[Data items]
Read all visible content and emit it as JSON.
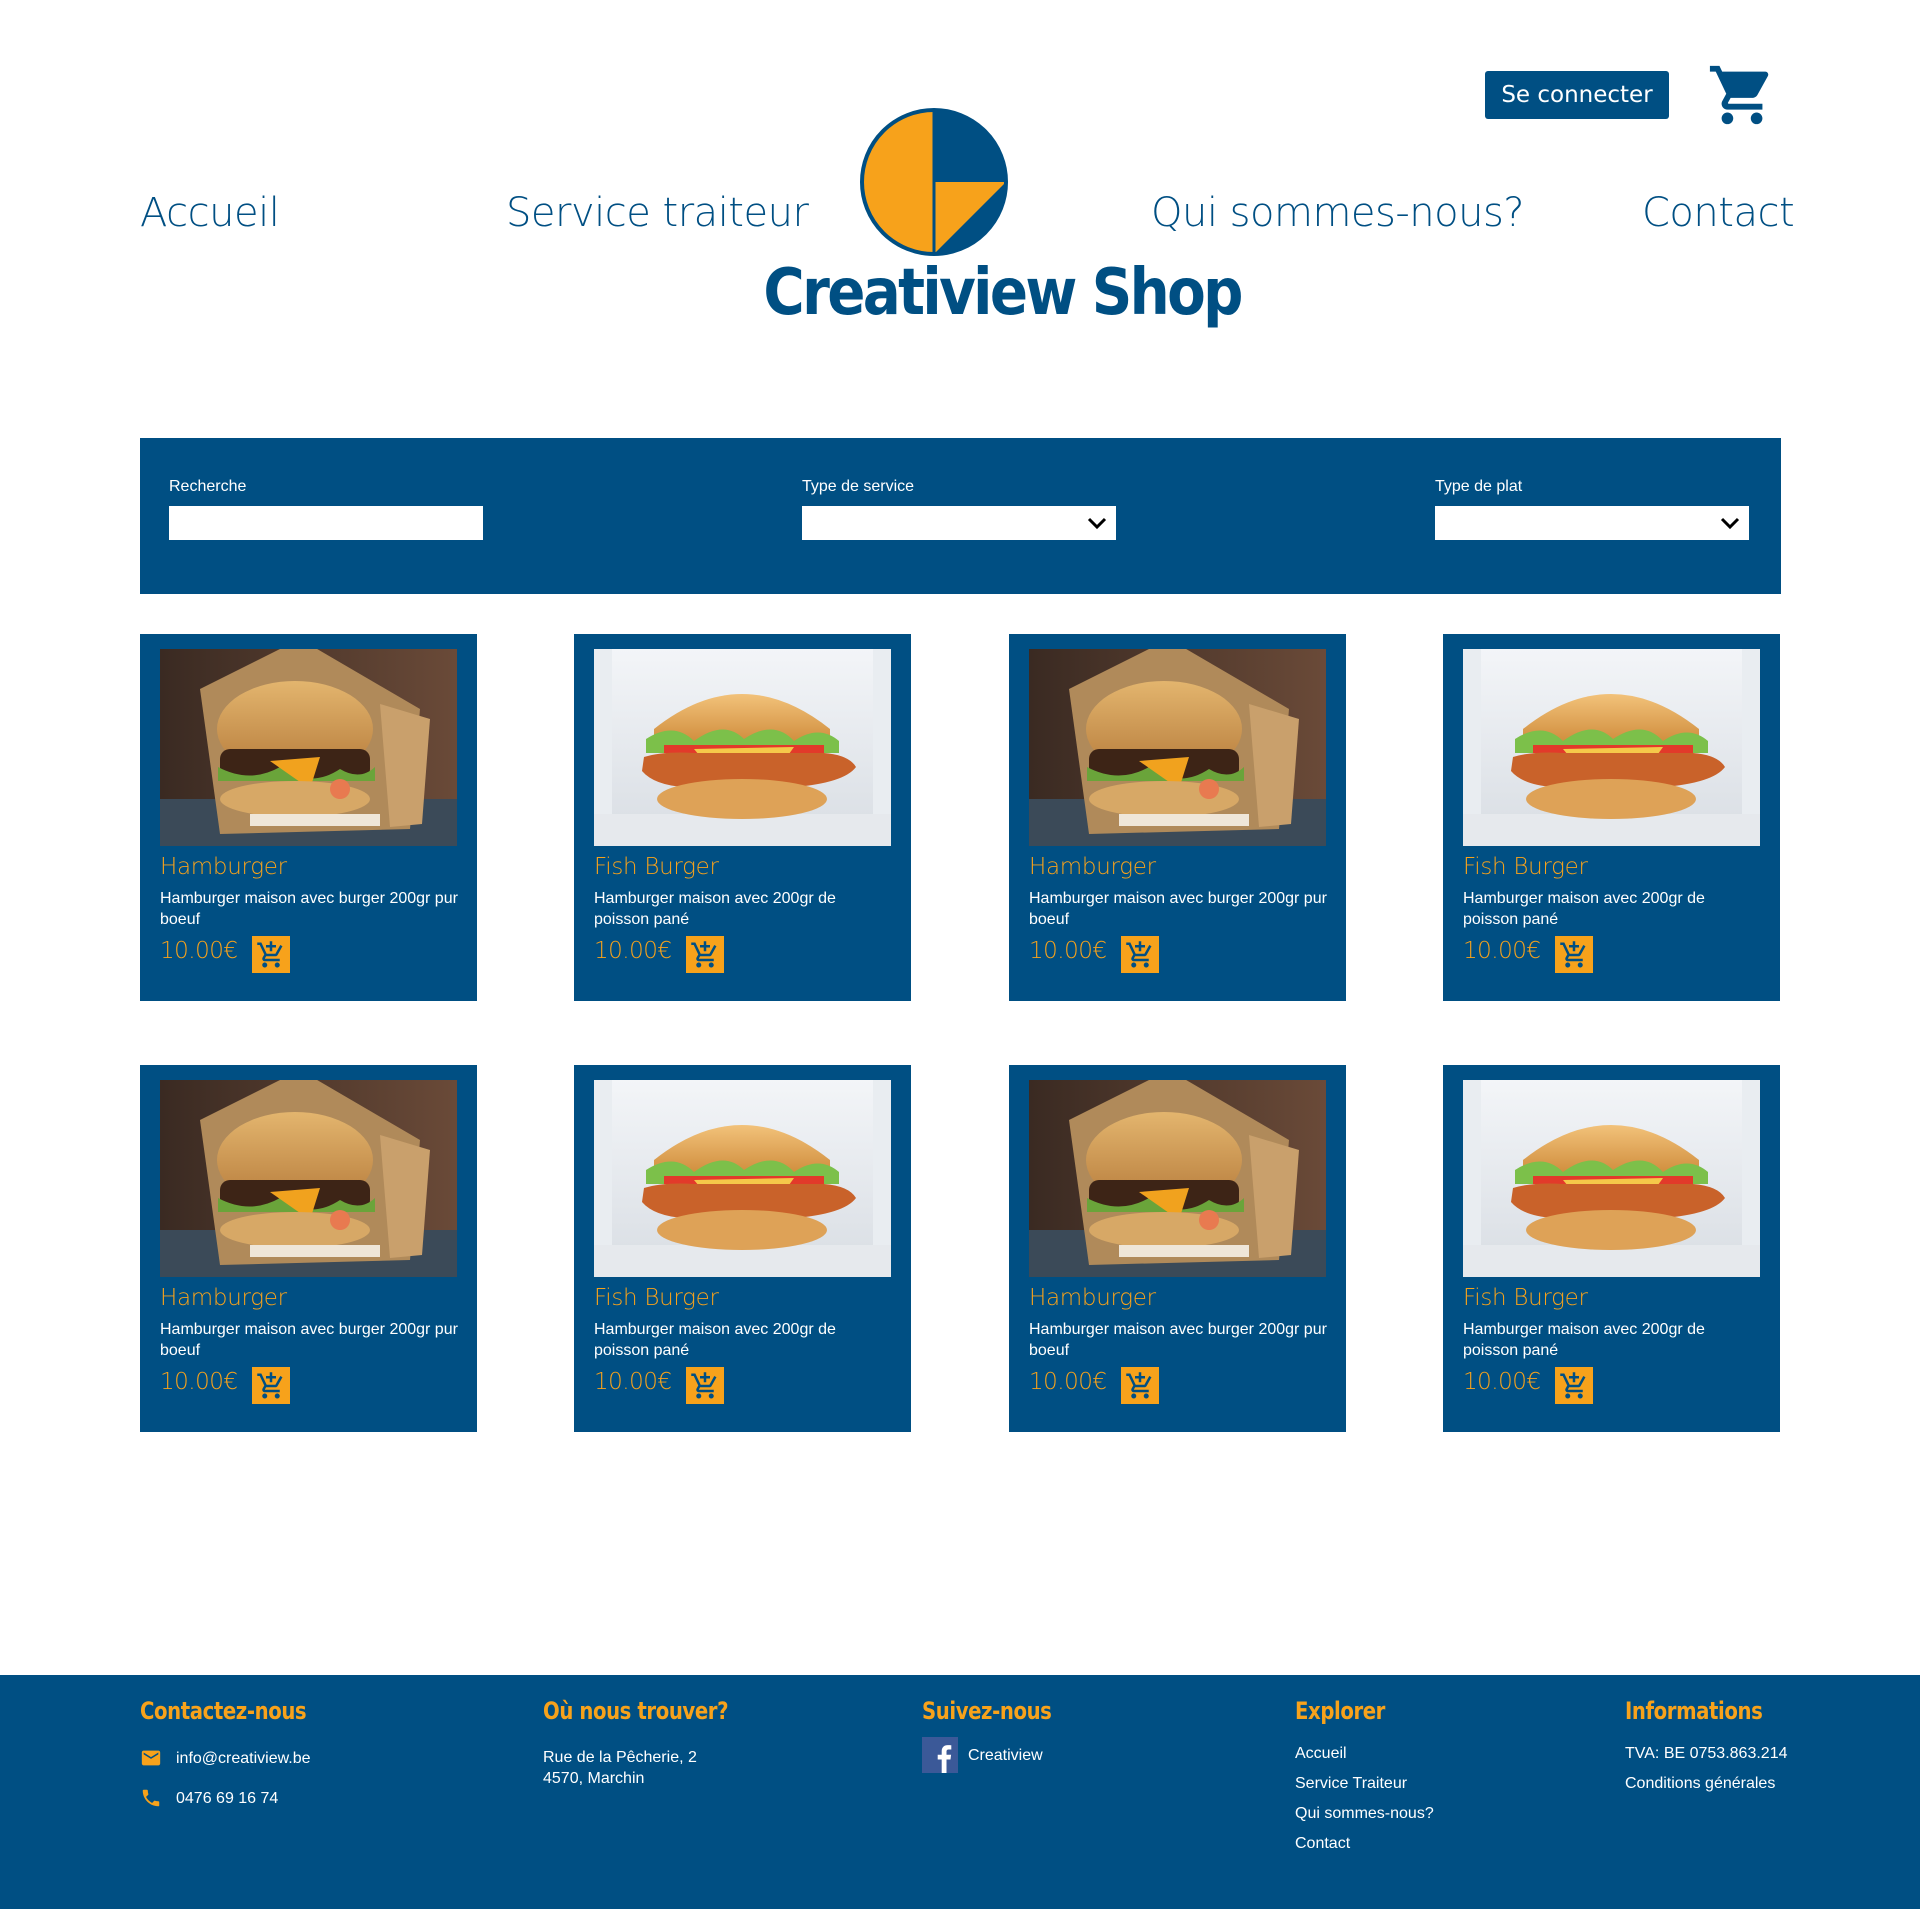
{
  "header": {
    "login_label": "Se connecter",
    "brand": "Creatiview Shop",
    "nav": [
      "Accueil",
      "Service traiteur",
      "Qui sommes-nous?",
      "Contact"
    ],
    "cart_icon": "cart-icon"
  },
  "filters": {
    "search_label": "Recherche",
    "search_value": "",
    "service_label": "Type de service",
    "service_value": "",
    "dish_label": "Type de plat",
    "dish_value": ""
  },
  "products": [
    {
      "name": "Hamburger",
      "desc": "Hamburger maison avec burger 200gr pur boeuf",
      "price": "10.00€",
      "image": "hamburger"
    },
    {
      "name": "Fish Burger",
      "desc": "Hamburger maison avec 200gr de poisson pané",
      "price": "10.00€",
      "image": "fish-burger"
    },
    {
      "name": "Hamburger",
      "desc": "Hamburger maison avec burger 200gr pur boeuf",
      "price": "10.00€",
      "image": "hamburger"
    },
    {
      "name": "Fish Burger",
      "desc": "Hamburger maison avec 200gr de poisson pané",
      "price": "10.00€",
      "image": "fish-burger"
    },
    {
      "name": "Hamburger",
      "desc": "Hamburger maison avec burger 200gr pur boeuf",
      "price": "10.00€",
      "image": "hamburger"
    },
    {
      "name": "Fish Burger",
      "desc": "Hamburger maison avec 200gr de poisson pané",
      "price": "10.00€",
      "image": "fish-burger"
    },
    {
      "name": "Hamburger",
      "desc": "Hamburger maison avec burger 200gr pur boeuf",
      "price": "10.00€",
      "image": "hamburger"
    },
    {
      "name": "Fish Burger",
      "desc": "Hamburger maison avec 200gr de poisson pané",
      "price": "10.00€",
      "image": "fish-burger"
    }
  ],
  "footer": {
    "contact": {
      "title": "Contactez-nous",
      "email": "info@creatiview.be",
      "phone": "0476 69 16 74"
    },
    "location": {
      "title": "Où nous trouver?",
      "line1": "Rue de la Pêcherie, 2",
      "line2": "4570, Marchin"
    },
    "social": {
      "title": "Suivez-nous",
      "facebook": "Creatiview"
    },
    "explore": {
      "title": "Explorer",
      "links": [
        "Accueil",
        "Service Traiteur",
        "Qui sommes-nous?",
        "Contact"
      ]
    },
    "info": {
      "title": "Informations",
      "vat": "TVA: BE 0753.863.214",
      "terms": "Conditions générales"
    }
  },
  "colors": {
    "brand_blue": "#004f83",
    "accent_orange": "#f7a21b",
    "background": "#ffffff"
  }
}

TASK DIRECTIONS | Transcribe the full listing above exactly, with the images removed.

FINISHED ANSWER |
Read all visible content and emit it as JSON.
{
  "header": {
    "login_label": "Se connecter",
    "brand": "Creatiview Shop",
    "nav": [
      "Accueil",
      "Service traiteur",
      "Qui sommes-nous?",
      "Contact"
    ],
    "cart_icon": "cart-icon"
  },
  "filters": {
    "search_label": "Recherche",
    "search_value": "",
    "service_label": "Type de service",
    "service_value": "",
    "dish_label": "Type de plat",
    "dish_value": ""
  },
  "products": [
    {
      "name": "Hamburger",
      "desc": "Hamburger maison avec burger 200gr pur boeuf",
      "price": "10.00€",
      "image": "hamburger"
    },
    {
      "name": "Fish Burger",
      "desc": "Hamburger maison avec 200gr de poisson pané",
      "price": "10.00€",
      "image": "fish-burger"
    },
    {
      "name": "Hamburger",
      "desc": "Hamburger maison avec burger 200gr pur boeuf",
      "price": "10.00€",
      "image": "hamburger"
    },
    {
      "name": "Fish Burger",
      "desc": "Hamburger maison avec 200gr de poisson pané",
      "price": "10.00€",
      "image": "fish-burger"
    },
    {
      "name": "Hamburger",
      "desc": "Hamburger maison avec burger 200gr pur boeuf",
      "price": "10.00€",
      "image": "hamburger"
    },
    {
      "name": "Fish Burger",
      "desc": "Hamburger maison avec 200gr de poisson pané",
      "price": "10.00€",
      "image": "fish-burger"
    },
    {
      "name": "Hamburger",
      "desc": "Hamburger maison avec burger 200gr pur boeuf",
      "price": "10.00€",
      "image": "hamburger"
    },
    {
      "name": "Fish Burger",
      "desc": "Hamburger maison avec 200gr de poisson pané",
      "price": "10.00€",
      "image": "fish-burger"
    }
  ],
  "footer": {
    "contact": {
      "title": "Contactez-nous",
      "email": "info@creatiview.be",
      "phone": "0476 69 16 74"
    },
    "location": {
      "title": "Où nous trouver?",
      "line1": "Rue de la Pêcherie, 2",
      "line2": "4570, Marchin"
    },
    "social": {
      "title": "Suivez-nous",
      "facebook": "Creatiview"
    },
    "explore": {
      "title": "Explorer",
      "links": [
        "Accueil",
        "Service Traiteur",
        "Qui sommes-nous?",
        "Contact"
      ]
    },
    "info": {
      "title": "Informations",
      "vat": "TVA: BE 0753.863.214",
      "terms": "Conditions générales"
    }
  },
  "colors": {
    "brand_blue": "#004f83",
    "accent_orange": "#f7a21b",
    "background": "#ffffff"
  }
}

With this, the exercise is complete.